:: TASK ::
Transcribe the records below in full; pictures stay out of the copy.

** START **

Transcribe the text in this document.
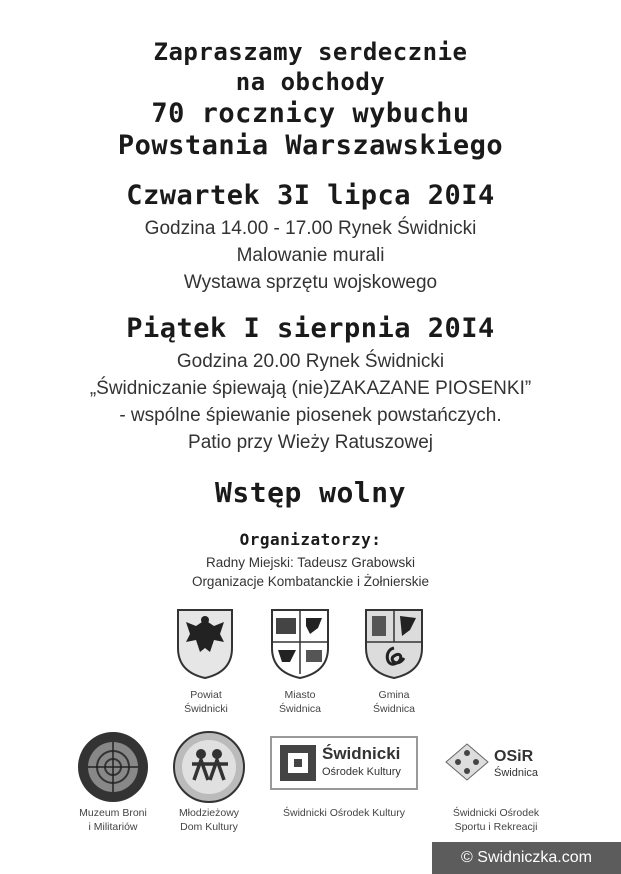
Zapraszamy serdecznie
na obchody
70 rocznicy wybuchu
Powstania Warszawskiego
Czwartek 3I lipca 20I4
Godzina 14.00 - 17.00 Rynek Świdnicki
Malowanie murali
Wystawa sprzętu wojskowego
Piątek I sierpnia 20I4
Godzina 20.00 Rynek Świdnicki
„Świdniczanie śpiewają (nie)ZAKAZANE PIOSENKI”
- wspólne śpiewanie piosenek powstańczych.
Patio przy Wieży Ratuszowej
Wstęp wolny
Organizatorzy:
Radny Miejski: Tadeusz Grabowski
Organizacje Kombatanckie i Żołnierskie
Powiat
Świdnicki
Miasto
Świdnica
Gmina
Świdnica
Świdnicki
Ośrodek Kultury
OSiR
Świdnica
Muzeum Broni
i Militariów
Młodzieżowy
Dom Kultury
Świdnicki Ośrodek Kultury	Świdnicki Ośrodek
Sportu i Rekreacji
© Swidniczka.com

** END **

:: RESULT FOR THIS TASK ::
Transcribe the text in this document.
Zapraszamy serdecznie
na obchody
70 rocznicy wybuchu
Powstania Warszawskiego
Czwartek 3I lipca 20I4
Godzina 14.00 - 17.00 Rynek Świdnicki
Malowanie murali
Wystawa sprzętu wojskowego
Piątek I sierpnia 20I4
Godzina 20.00 Rynek Świdnicki
„Świdniczanie śpiewają (nie)ZAKAZANE PIOSENKI”
- wspólne śpiewanie piosenek powstańczych.
Patio przy Wieży Ratuszowej
Wstęp wolny
Organizatorzy:
Radny Miejski: Tadeusz Grabowski
Organizacje Kombatanckie i Żołnierskie
Powiat
Świdnicki
Miasto
Świdnica
Gmina
Świdnica
Świdnicki
Ośrodek Kultury
OSiR
Świdnica
Muzeum Broni
i Militariów
Młodzieżowy
Dom Kultury
Świdnicki Ośrodek Kultury	Świdnicki Ośrodek
Sportu i Rekreacji
© Swidniczka.com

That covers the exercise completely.